▸ Given task: Pick out each line in these entries that contains the string "المصحف".

— BEGIN —

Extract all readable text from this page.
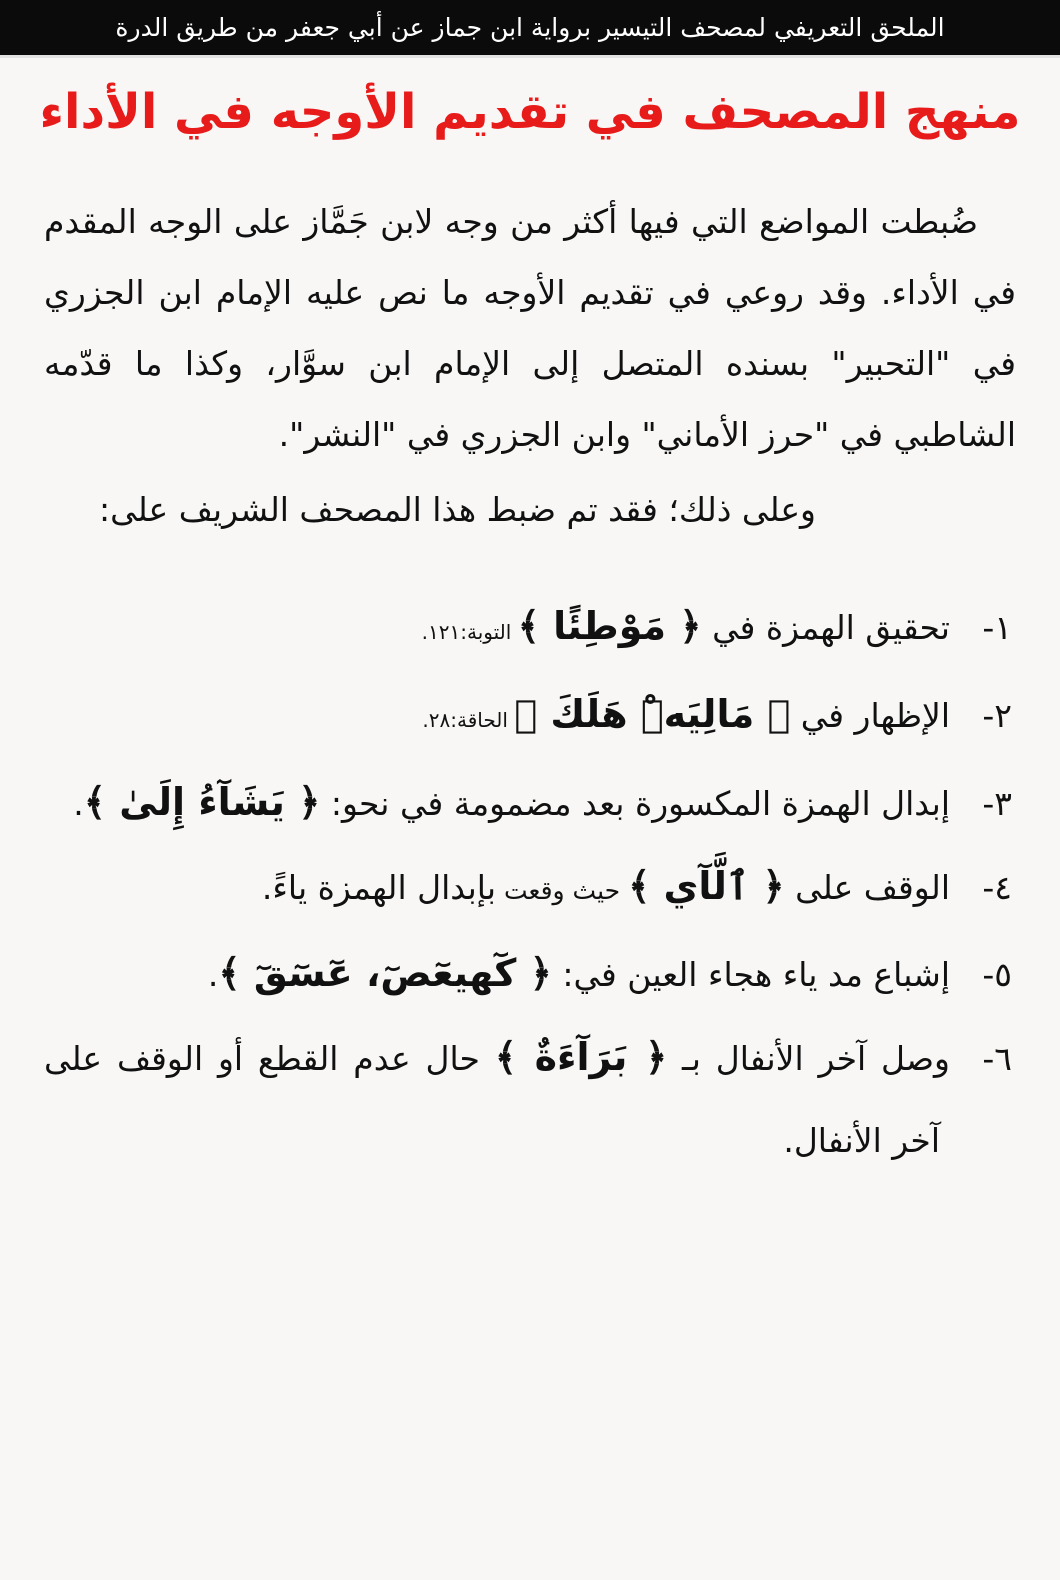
الملحق التعريفي لمصحف التيسير برواية ابن جماز عن أبي جعفر من طريق الدرة
منهج المصحف في تقديم الأوجه في الأداء

ضُبطت المواضع التي فيها أكثر من وجه لابن جَمَّاز على الوجه المقدم في الأداء. وقد روعي في تقديم الأوجه ما نص عليه الإمام ابن الجزري في "التحبير" بسنده المتصل إلى الإمام ابن سوَّار، وكذا ما قدّمه الشاطبي في "حرز الأماني" وابن الجزري في "النشر".

وعلى ذلك؛ فقد تم ضبط هذا المصحف الشريف على:

١-تحقيق الهمزة في ﴿ مَوْطِئًا ﴾ التوبة:١٢١.
٢-الإظهار في ﴿ مَالِيَهْۜ هَلَكَ ﴾ الحاقة:٢٨.
٣-إبدال الهمزة المكسورة بعد مضمومة في نحو: ﴿ يَشَآءُ إِلَىٰ ﴾.
٤-الوقف على ﴿ ٱلَّآي ﴾ حيث وقعت بإبدال الهمزة ياءً.
٥-إشباع مد ياء هجاء العين في: ﴿ كٓهيعٓصٓ، عٓسٓقٓ ﴾.
٦-وصل آخر الأنفال بـ ﴿ بَرَآءَةٌ ﴾ حال عدم القطع أو الوقف على آخر الأنفال.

— END —

▸ Task result:
منهج المصحف في تقديم الأوجه في الأداء
وعلى ذلك؛ فقد تم ضبط هذا المصحف الشريف على:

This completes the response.